#### What is expected
Copy out each line of the data that holds the word "출금한도".

#### Given entries
* * * *

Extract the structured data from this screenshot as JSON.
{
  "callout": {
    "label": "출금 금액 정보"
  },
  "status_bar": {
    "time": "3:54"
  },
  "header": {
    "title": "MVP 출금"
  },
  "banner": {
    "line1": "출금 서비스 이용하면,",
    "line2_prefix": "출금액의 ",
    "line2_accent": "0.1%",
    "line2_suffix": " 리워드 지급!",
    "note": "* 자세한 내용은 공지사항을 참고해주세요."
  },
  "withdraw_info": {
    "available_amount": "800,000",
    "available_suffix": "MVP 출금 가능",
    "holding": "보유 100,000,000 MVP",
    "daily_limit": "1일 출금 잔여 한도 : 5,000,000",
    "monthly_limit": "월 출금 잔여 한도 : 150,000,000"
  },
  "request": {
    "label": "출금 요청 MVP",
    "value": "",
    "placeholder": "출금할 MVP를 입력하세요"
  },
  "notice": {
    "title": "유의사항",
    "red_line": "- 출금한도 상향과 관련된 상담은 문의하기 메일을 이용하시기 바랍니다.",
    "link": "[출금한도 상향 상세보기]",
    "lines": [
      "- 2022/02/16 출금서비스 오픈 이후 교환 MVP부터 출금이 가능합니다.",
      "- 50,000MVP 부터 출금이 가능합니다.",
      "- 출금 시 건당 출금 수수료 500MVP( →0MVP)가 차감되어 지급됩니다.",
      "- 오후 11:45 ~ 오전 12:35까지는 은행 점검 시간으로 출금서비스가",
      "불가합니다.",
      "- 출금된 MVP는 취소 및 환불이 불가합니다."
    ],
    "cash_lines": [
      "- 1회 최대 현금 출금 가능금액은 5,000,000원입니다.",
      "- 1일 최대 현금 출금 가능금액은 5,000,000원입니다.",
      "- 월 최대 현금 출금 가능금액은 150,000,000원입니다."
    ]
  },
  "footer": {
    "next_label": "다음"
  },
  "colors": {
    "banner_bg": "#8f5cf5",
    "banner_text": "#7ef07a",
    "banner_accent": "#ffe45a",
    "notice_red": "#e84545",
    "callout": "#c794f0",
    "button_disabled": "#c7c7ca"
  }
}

* * * *

#### Result of the exercise
    "red_line": "- 출금한도 상향과 관련된 상담은 문의하기 메일을 이용하시기 바랍니다.",
    "link": "[출금한도 상향 상세보기]",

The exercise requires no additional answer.